→ Do this:
Write out the material exactly, leaving every picture behind.
— Begin —
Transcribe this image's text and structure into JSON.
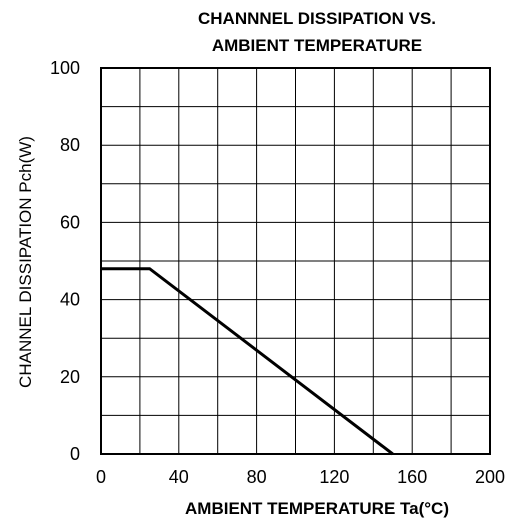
{
  "chart_data": {
    "type": "line",
    "title_lines": [
      "CHANNNEL DISSIPATION VS.",
      "AMBIENT TEMPERATURE"
    ],
    "xlabel": "AMBIENT TEMPERATURE Ta(°C)",
    "ylabel": "CHANNEL DISSIPATION Pch(W)",
    "xlim": [
      0,
      200
    ],
    "ylim": [
      0,
      100
    ],
    "x_ticks": [
      0,
      40,
      80,
      120,
      160,
      200
    ],
    "y_ticks": [
      0,
      20,
      40,
      60,
      80,
      100
    ],
    "x_minor_step": 20,
    "y_minor_step": 10,
    "grid": true,
    "series": [
      {
        "x": [
          0,
          25,
          150
        ],
        "y": [
          48,
          48,
          0
        ],
        "color": "#000000"
      }
    ]
  }
}
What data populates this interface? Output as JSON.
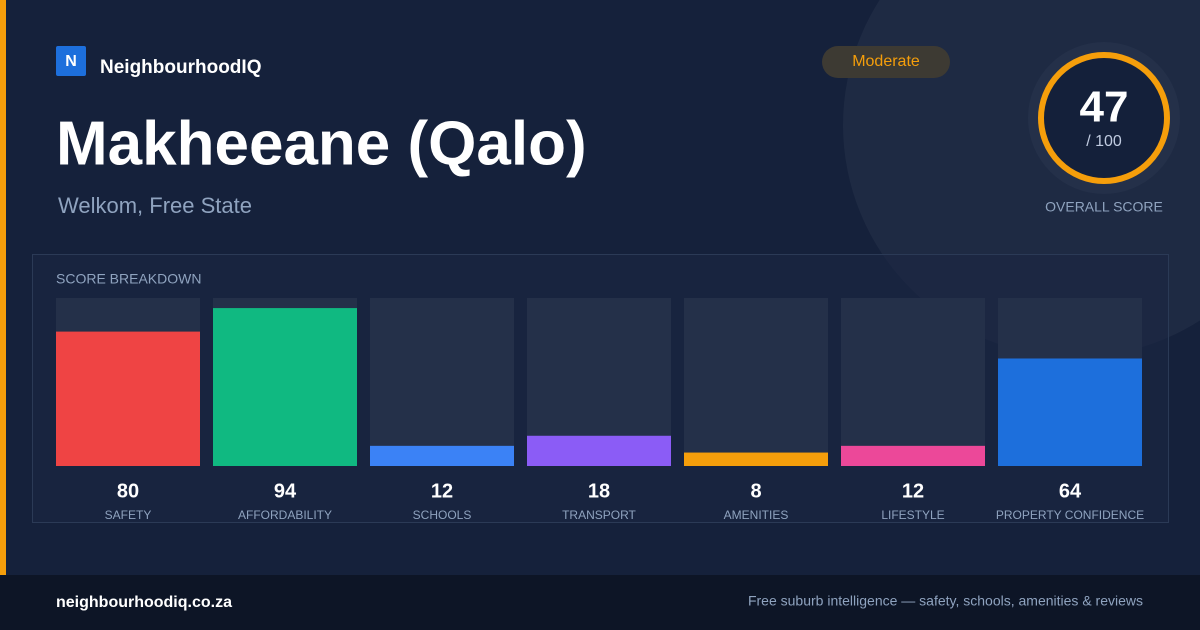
{
  "brand": {
    "logo": "N",
    "name": "NeighbourhoodIQ"
  },
  "badge": "Moderate",
  "title": "Makheeane (Qalo)",
  "subtitle": "Welkom, Free State",
  "overall": {
    "score": 47,
    "max_label": "/ 100",
    "label": "OVERALL SCORE"
  },
  "chart_data": {
    "type": "bar",
    "title": "SCORE BREAKDOWN",
    "categories": [
      "SAFETY",
      "AFFORDABILITY",
      "SCHOOLS",
      "TRANSPORT",
      "AMENITIES",
      "LIFESTYLE",
      "PROPERTY CONFIDENCE"
    ],
    "values": [
      80,
      94,
      12,
      18,
      8,
      12,
      64
    ],
    "colors": [
      "#ef4444",
      "#10b981",
      "#3b82f6",
      "#8b5cf6",
      "#f59e0b",
      "#ec4899",
      "#1d6fdc"
    ],
    "ylim": [
      0,
      100
    ]
  },
  "footer": {
    "site": "neighbourhoodiq.co.za",
    "tagline": "Free suburb intelligence — safety, schools, amenities & reviews"
  }
}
— End —
→ Result:
Transcribe this image's text and structure into JSON.
{
  "chart_data": {
    "type": "line",
    "title_lines": [
      "CHANNNEL DISSIPATION VS.",
      "AMBIENT TEMPERATURE"
    ],
    "xlabel": "AMBIENT TEMPERATURE Ta(°C)",
    "ylabel": "CHANNEL DISSIPATION Pch(W)",
    "xlim": [
      0,
      200
    ],
    "ylim": [
      0,
      100
    ],
    "x_ticks": [
      0,
      40,
      80,
      120,
      160,
      200
    ],
    "y_ticks": [
      0,
      20,
      40,
      60,
      80,
      100
    ],
    "x_minor_step": 20,
    "y_minor_step": 10,
    "grid": true,
    "series": [
      {
        "x": [
          0,
          25,
          150
        ],
        "y": [
          48,
          48,
          0
        ],
        "color": "#000000"
      }
    ]
  }
}
What data populates this interface? Output as JSON.
{
  "brand": {
    "logo": "N",
    "name": "NeighbourhoodIQ"
  },
  "badge": "Moderate",
  "title": "Makheeane (Qalo)",
  "subtitle": "Welkom, Free State",
  "overall": {
    "score": 47,
    "max_label": "/ 100",
    "label": "OVERALL SCORE"
  },
  "chart_data": {
    "type": "bar",
    "title": "SCORE BREAKDOWN",
    "categories": [
      "SAFETY",
      "AFFORDABILITY",
      "SCHOOLS",
      "TRANSPORT",
      "AMENITIES",
      "LIFESTYLE",
      "PROPERTY CONFIDENCE"
    ],
    "values": [
      80,
      94,
      12,
      18,
      8,
      12,
      64
    ],
    "colors": [
      "#ef4444",
      "#10b981",
      "#3b82f6",
      "#8b5cf6",
      "#f59e0b",
      "#ec4899",
      "#1d6fdc"
    ],
    "ylim": [
      0,
      100
    ]
  },
  "footer": {
    "site": "neighbourhoodiq.co.za",
    "tagline": "Free suburb intelligence — safety, schools, amenities & reviews"
  }
}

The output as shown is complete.